## Given exercise
Search the material for the string "color", then return every line where it is found.

## Recorded data
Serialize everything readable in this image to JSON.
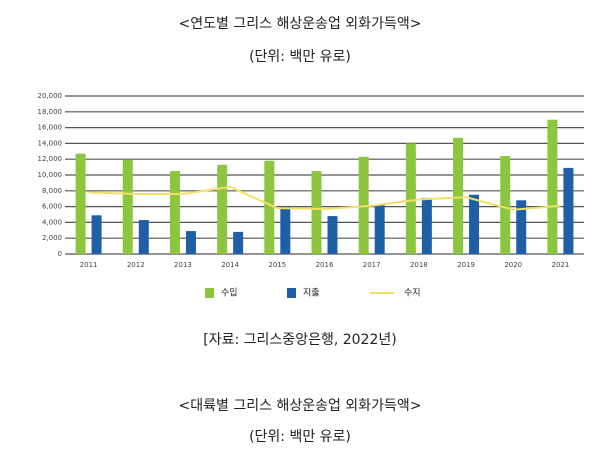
{
  "chart_data": {
    "type": "bar",
    "title": "<연도별 그리스 해상운송업 외화가득액>",
    "subtitle": "(단위: 백만 유로)",
    "categories": [
      "2011",
      "2012",
      "2013",
      "2014",
      "2015",
      "2016",
      "2017",
      "2018",
      "2019",
      "2020",
      "2021"
    ],
    "series": [
      {
        "name": "수입",
        "type": "bar",
        "color": "#8cc63f",
        "values": [
          12700,
          11900,
          10500,
          11300,
          11800,
          10500,
          12300,
          14000,
          14700,
          12400,
          17000
        ]
      },
      {
        "name": "지출",
        "type": "bar",
        "color": "#1f5fa8",
        "values": [
          4900,
          4300,
          2900,
          2800,
          6000,
          4800,
          6200,
          7100,
          7500,
          6800,
          10900
        ]
      },
      {
        "name": "수지",
        "type": "line",
        "color": "#f3e06a",
        "values": [
          7800,
          7600,
          7600,
          8500,
          5800,
          5700,
          6100,
          6900,
          7200,
          5600,
          6100
        ]
      }
    ],
    "ylim": [
      0,
      20000
    ],
    "yticks": [
      0,
      {
        "value": 2000,
        "label": "2,000"
      },
      {
        "value": 4000,
        "label": "4,000"
      },
      {
        "value": 6000,
        "label": "6,000"
      },
      {
        "value": 8000,
        "label": "8,000"
      },
      {
        "value": 10000,
        "label": "10,000"
      },
      {
        "value": 12000,
        "label": "12,000"
      },
      {
        "value": 14000,
        "label": "14,000"
      },
      {
        "value": 16000,
        "label": "16,000"
      },
      {
        "value": 18000,
        "label": "18,000"
      },
      {
        "value": 20000,
        "label": "20,000"
      }
    ],
    "grid": true,
    "legend": "bottom",
    "source": "[자료: 그리스중앙은행, 2022년)"
  },
  "next_section": {
    "title": "<대륙별 그리스 해상운송업 외화가득액>",
    "subtitle": "(단위: 백만 유로)"
  }
}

## Result of this exercise
        "color": "#8cc63f",
        "color": "#1f5fa8",
        "color": "#f3e06a",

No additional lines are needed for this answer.